__EXERCISE BRIEF__:
Type out the data exactly as given. Skip any image.
-- Start RECORDS SUPPLIED --
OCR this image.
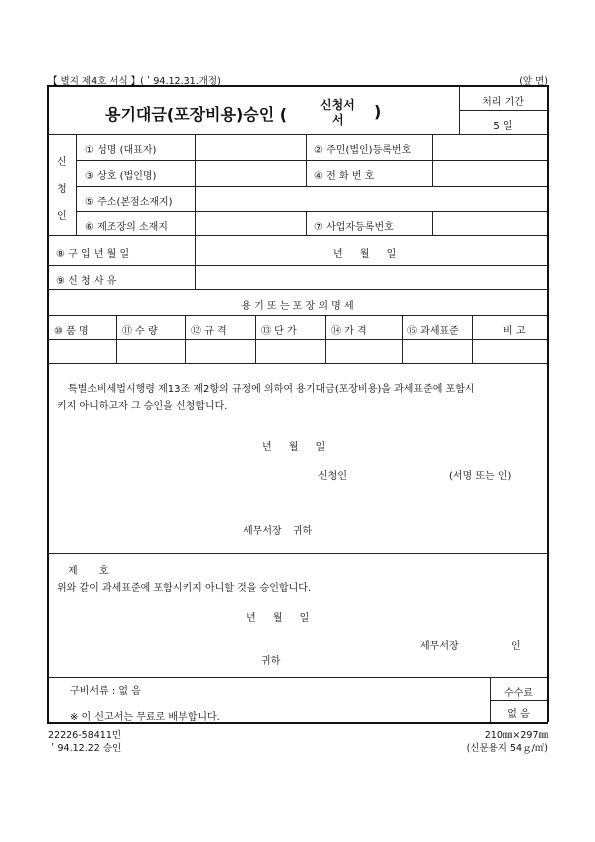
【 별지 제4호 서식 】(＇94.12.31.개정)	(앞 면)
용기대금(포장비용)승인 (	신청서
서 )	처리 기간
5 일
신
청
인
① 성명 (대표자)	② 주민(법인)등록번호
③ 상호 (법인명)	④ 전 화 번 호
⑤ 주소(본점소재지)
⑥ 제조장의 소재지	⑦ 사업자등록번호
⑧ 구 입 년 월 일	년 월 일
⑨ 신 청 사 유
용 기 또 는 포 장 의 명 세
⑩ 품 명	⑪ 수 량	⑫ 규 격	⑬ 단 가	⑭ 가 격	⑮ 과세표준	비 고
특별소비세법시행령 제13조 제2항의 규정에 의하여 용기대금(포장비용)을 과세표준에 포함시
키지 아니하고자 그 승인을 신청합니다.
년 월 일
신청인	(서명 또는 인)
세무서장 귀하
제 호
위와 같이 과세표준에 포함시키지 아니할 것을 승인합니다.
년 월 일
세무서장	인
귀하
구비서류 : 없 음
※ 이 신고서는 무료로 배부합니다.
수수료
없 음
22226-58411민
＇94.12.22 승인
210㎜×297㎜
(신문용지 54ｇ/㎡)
-- End RECORDS SUPPLIED --
__RESPONSE TO THE TASK__:
OCR this image.
【 별지 제4호 서식 】(＇94.12.31.개정)	(앞 면)
용기대금(포장비용)승인 (	신청서
서 )	처리 기간
5 일
신
청
인
① 성명 (대표자)	② 주민(법인)등록번호
③ 상호 (법인명)	④ 전 화 번 호
⑤ 주소(본점소재지)
⑥ 제조장의 소재지	⑦ 사업자등록번호
⑧ 구 입 년 월 일	년 월 일
⑨ 신 청 사 유
용 기 또 는 포 장 의 명 세
⑩ 품 명	⑪ 수 량	⑫ 규 격	⑬ 단 가	⑭ 가 격	⑮ 과세표준	비 고
특별소비세법시행령 제13조 제2항의 규정에 의하여 용기대금(포장비용)을 과세표준에 포함시
키지 아니하고자 그 승인을 신청합니다.
년 월 일
신청인	(서명 또는 인)
세무서장 귀하
제 호
위와 같이 과세표준에 포함시키지 아니할 것을 승인합니다.
년 월 일
세무서장	인
귀하
구비서류 : 없 음
※ 이 신고서는 무료로 배부합니다.
수수료
없 음
22226-58411민
＇94.12.22 승인
210㎜×297㎜
(신문용지 54ｇ/㎡)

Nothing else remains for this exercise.